LISTED ENTRIES:

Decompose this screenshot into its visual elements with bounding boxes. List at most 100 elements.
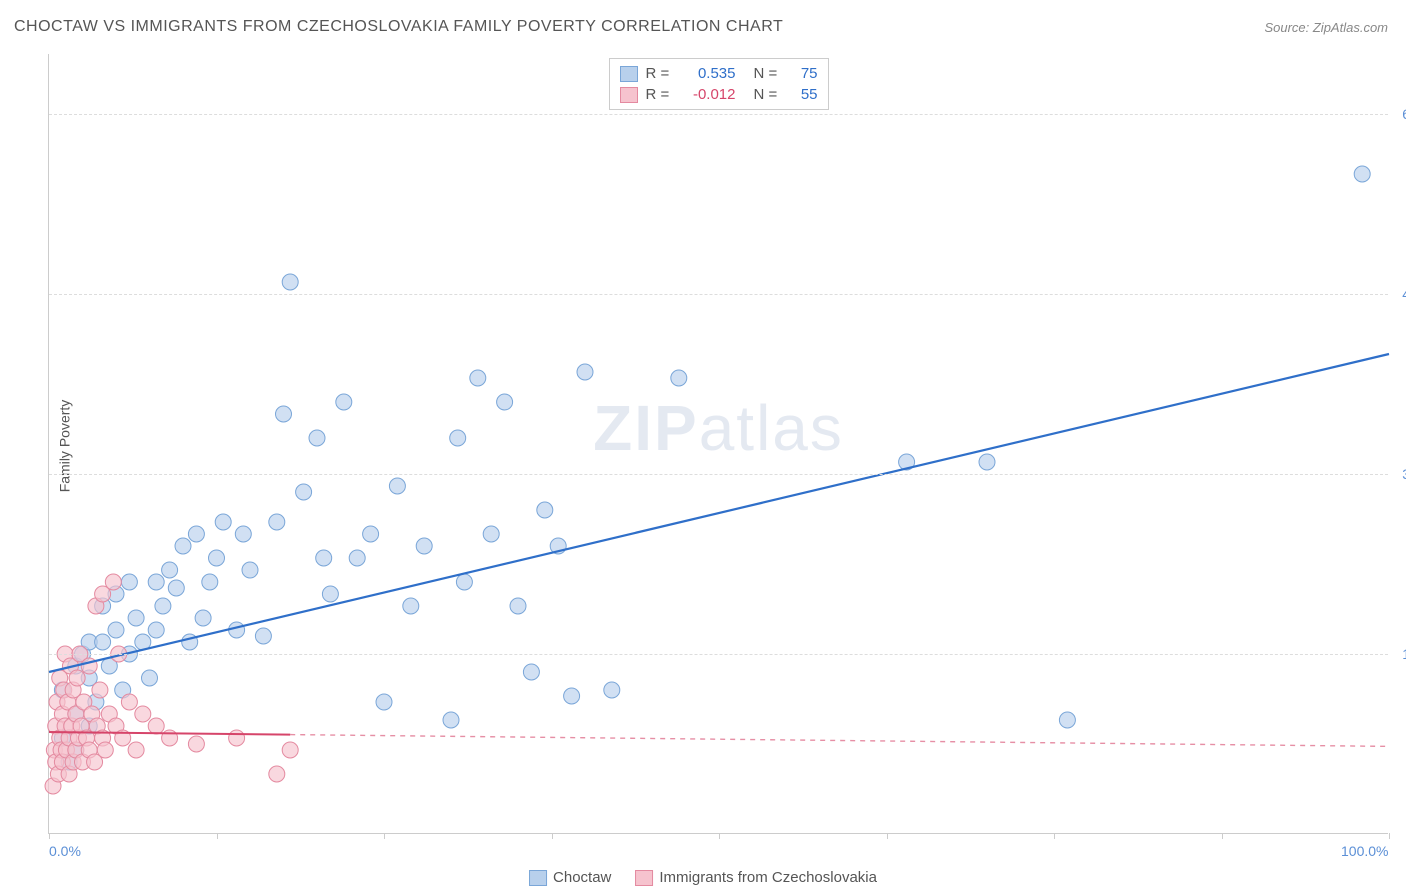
r-label: R = — [646, 86, 672, 103]
scatter-point — [564, 688, 580, 704]
scatter-point — [162, 562, 178, 578]
scatter-point — [537, 502, 553, 518]
scatter-point — [349, 550, 365, 566]
scatter-point — [416, 538, 432, 554]
scatter-point — [168, 580, 184, 596]
legend-label: Immigrants from Czechoslovakia — [659, 869, 877, 886]
scatter-point — [202, 574, 218, 590]
scatter-point — [456, 574, 472, 590]
x-tick — [552, 833, 553, 839]
x-tick — [49, 833, 50, 839]
y-tick-label: 15.0% — [1402, 646, 1406, 662]
chart-container: CHOCTAW VS IMMIGRANTS FROM CZECHOSLOVAKI… — [0, 0, 1406, 892]
scatter-point — [155, 598, 171, 614]
scatter-point — [195, 610, 211, 626]
y-tick-label: 30.0% — [1402, 466, 1406, 482]
scatter-point — [121, 694, 137, 710]
y-tick-label: 60.0% — [1402, 106, 1406, 122]
x-tick — [217, 833, 218, 839]
scatter-point — [363, 526, 379, 542]
n-value: 55 — [788, 86, 818, 103]
scatter-point — [69, 670, 85, 686]
scatter-point — [316, 550, 332, 566]
scatter-point — [376, 694, 392, 710]
scatter-point — [235, 526, 251, 542]
scatter-point — [121, 574, 137, 590]
scatter-point — [523, 664, 539, 680]
scatter-svg — [49, 54, 1388, 833]
gridline — [49, 474, 1388, 475]
scatter-point — [148, 574, 164, 590]
scatter-point — [97, 742, 113, 758]
scatter-point — [209, 550, 225, 566]
legend-label: Choctaw — [553, 869, 611, 886]
x-tick — [887, 833, 888, 839]
series-swatch — [620, 87, 638, 103]
r-value: -0.012 — [680, 86, 736, 103]
scatter-point — [188, 526, 204, 542]
scatter-point — [470, 370, 486, 386]
gridline — [49, 654, 1388, 655]
scatter-point — [105, 574, 121, 590]
scatter-point — [148, 718, 164, 734]
x-tick — [384, 833, 385, 839]
scatter-point — [175, 538, 191, 554]
n-label: N = — [754, 65, 780, 82]
scatter-point — [1059, 712, 1075, 728]
gridline — [49, 294, 1388, 295]
scatter-point — [128, 610, 144, 626]
y-tick-label: 45.0% — [1402, 286, 1406, 302]
scatter-point — [336, 394, 352, 410]
scatter-point — [229, 622, 245, 638]
scatter-point — [1354, 166, 1370, 182]
x-tick — [1054, 833, 1055, 839]
scatter-point — [979, 454, 995, 470]
r-label: R = — [646, 65, 672, 82]
scatter-point — [450, 430, 466, 446]
n-label: N = — [754, 86, 780, 103]
scatter-point — [282, 274, 298, 290]
scatter-point — [322, 586, 338, 602]
scatter-point — [403, 598, 419, 614]
chart-title: CHOCTAW VS IMMIGRANTS FROM CZECHOSLOVAKI… — [14, 18, 783, 36]
scatter-point — [309, 430, 325, 446]
plot-area: ZIPatlas R =0.535N =75R =-0.012N =55 15.… — [48, 54, 1388, 834]
scatter-point — [229, 730, 245, 746]
x-tick — [1222, 833, 1223, 839]
scatter-point — [296, 484, 312, 500]
scatter-point — [282, 742, 298, 758]
scatter-point — [604, 682, 620, 698]
scatter-point — [255, 628, 271, 644]
scatter-point — [188, 736, 204, 752]
x-tick — [1389, 833, 1390, 839]
scatter-point — [443, 712, 459, 728]
legend-item: Choctaw — [529, 869, 611, 886]
x-tick — [719, 833, 720, 839]
scatter-point — [577, 364, 593, 380]
scatter-point — [148, 622, 164, 638]
trend-line — [49, 354, 1389, 672]
legend-item: Immigrants from Czechoslovakia — [635, 869, 877, 886]
scatter-point — [108, 622, 124, 638]
scatter-point — [389, 478, 405, 494]
gridline — [49, 114, 1388, 115]
scatter-point — [242, 562, 258, 578]
stats-row: R = -0.012 N = 55 — [620, 84, 818, 105]
scatter-point — [92, 682, 108, 698]
source-label: Source: ZipAtlas.com — [1264, 20, 1388, 35]
stats-row: R = 0.535 N = 75 — [620, 63, 818, 84]
scatter-point — [276, 406, 292, 422]
scatter-point — [269, 514, 285, 530]
scatter-point — [497, 394, 513, 410]
scatter-point — [483, 526, 499, 542]
r-value: 0.535 — [680, 65, 736, 82]
scatter-point — [671, 370, 687, 386]
legend-swatch — [529, 870, 547, 886]
stats-box: R = 0.535 N = 75 R = -0.012 N = 55 — [609, 58, 829, 110]
series-swatch — [620, 66, 638, 82]
legend: Choctaw Immigrants from Czechoslovakia — [529, 869, 877, 886]
x-tick-label: 100.0% — [1341, 843, 1388, 859]
scatter-point — [128, 742, 144, 758]
scatter-point — [95, 634, 111, 650]
n-value: 75 — [788, 65, 818, 82]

PROBLEM TO SOLVE: Return the lines above exactly as they appear, leaving the pictures out of your answer.

FINISHED EXERCISE:
Decompose this screenshot into its visual elements with bounding boxes. List at most 100 elements.
r-label: R = — [646, 86, 672, 103]
scatter-point — [564, 688, 580, 704]
scatter-point — [162, 562, 178, 578]
scatter-point — [537, 502, 553, 518]
scatter-point — [349, 550, 365, 566]
scatter-point — [416, 538, 432, 554]
scatter-point — [168, 580, 184, 596]
legend-label: Immigrants from Czechoslovakia — [659, 869, 877, 886]
scatter-point — [202, 574, 218, 590]
scatter-point — [456, 574, 472, 590]
x-tick — [552, 833, 553, 839]
x-tick — [49, 833, 50, 839]
y-tick-label: 15.0% — [1402, 646, 1406, 662]
chart-container: CHOCTAW VS IMMIGRANTS FROM CZECHOSLOVAKI… — [0, 0, 1406, 892]
scatter-point — [155, 598, 171, 614]
scatter-point — [195, 610, 211, 626]
y-tick-label: 30.0% — [1402, 466, 1406, 482]
scatter-point — [121, 694, 137, 710]
y-tick-label: 60.0% — [1402, 106, 1406, 122]
x-tick — [217, 833, 218, 839]
scatter-point — [363, 526, 379, 542]
n-value: 55 — [788, 86, 818, 103]
scatter-point — [69, 670, 85, 686]
scatter-point — [316, 550, 332, 566]
scatter-point — [376, 694, 392, 710]
scatter-point — [235, 526, 251, 542]
scatter-point — [121, 574, 137, 590]
scatter-point — [523, 664, 539, 680]
scatter-svg — [49, 54, 1388, 833]
gridline — [49, 474, 1388, 475]
scatter-point — [148, 574, 164, 590]
scatter-point — [97, 742, 113, 758]
scatter-point — [209, 550, 225, 566]
legend-label: Choctaw — [553, 869, 611, 886]
x-tick — [887, 833, 888, 839]
series-swatch — [620, 87, 638, 103]
r-value: -0.012 — [680, 86, 736, 103]
scatter-point — [188, 526, 204, 542]
scatter-point — [470, 370, 486, 386]
gridline — [49, 654, 1388, 655]
scatter-point — [105, 574, 121, 590]
scatter-point — [148, 718, 164, 734]
x-tick — [384, 833, 385, 839]
scatter-point — [175, 538, 191, 554]
n-label: N = — [754, 65, 780, 82]
scatter-point — [1059, 712, 1075, 728]
gridline — [49, 294, 1388, 295]
scatter-point — [128, 610, 144, 626]
y-tick-label: 45.0% — [1402, 286, 1406, 302]
scatter-point — [336, 394, 352, 410]
scatter-point — [229, 622, 245, 638]
scatter-point — [1354, 166, 1370, 182]
x-tick — [1054, 833, 1055, 839]
scatter-point — [979, 454, 995, 470]
r-label: R = — [646, 65, 672, 82]
scatter-point — [450, 430, 466, 446]
n-label: N = — [754, 86, 780, 103]
scatter-point — [282, 274, 298, 290]
scatter-point — [322, 586, 338, 602]
scatter-point — [403, 598, 419, 614]
chart-title: CHOCTAW VS IMMIGRANTS FROM CZECHOSLOVAKI… — [14, 18, 783, 36]
scatter-point — [309, 430, 325, 446]
plot-area: ZIPatlas R =0.535N =75R =-0.012N =55 15.… — [48, 54, 1388, 834]
scatter-point — [229, 730, 245, 746]
x-tick — [1222, 833, 1223, 839]
scatter-point — [296, 484, 312, 500]
scatter-point — [282, 742, 298, 758]
scatter-point — [604, 682, 620, 698]
scatter-point — [255, 628, 271, 644]
scatter-point — [188, 736, 204, 752]
x-tick — [1389, 833, 1390, 839]
scatter-point — [443, 712, 459, 728]
legend-item: Choctaw — [529, 869, 611, 886]
x-tick — [719, 833, 720, 839]
scatter-point — [577, 364, 593, 380]
scatter-point — [148, 622, 164, 638]
trend-line — [49, 354, 1389, 672]
legend-item: Immigrants from Czechoslovakia — [635, 869, 877, 886]
scatter-point — [108, 622, 124, 638]
scatter-point — [389, 478, 405, 494]
gridline — [49, 114, 1388, 115]
scatter-point — [242, 562, 258, 578]
stats-row: R = -0.012 N = 55 — [620, 84, 818, 105]
scatter-point — [92, 682, 108, 698]
source-label: Source: ZipAtlas.com — [1264, 20, 1388, 35]
stats-row: R = 0.535 N = 75 — [620, 63, 818, 84]
scatter-point — [276, 406, 292, 422]
scatter-point — [269, 514, 285, 530]
scatter-point — [497, 394, 513, 410]
scatter-point — [483, 526, 499, 542]
r-value: 0.535 — [680, 65, 736, 82]
scatter-point — [671, 370, 687, 386]
legend-swatch — [529, 870, 547, 886]
stats-box: R = 0.535 N = 75 R = -0.012 N = 55 — [609, 58, 829, 110]
series-swatch — [620, 66, 638, 82]
legend: Choctaw Immigrants from Czechoslovakia — [529, 869, 877, 886]
x-tick-label: 100.0% — [1341, 843, 1388, 859]
scatter-point — [128, 742, 144, 758]
scatter-point — [95, 634, 111, 650]
n-value: 75 — [788, 65, 818, 82]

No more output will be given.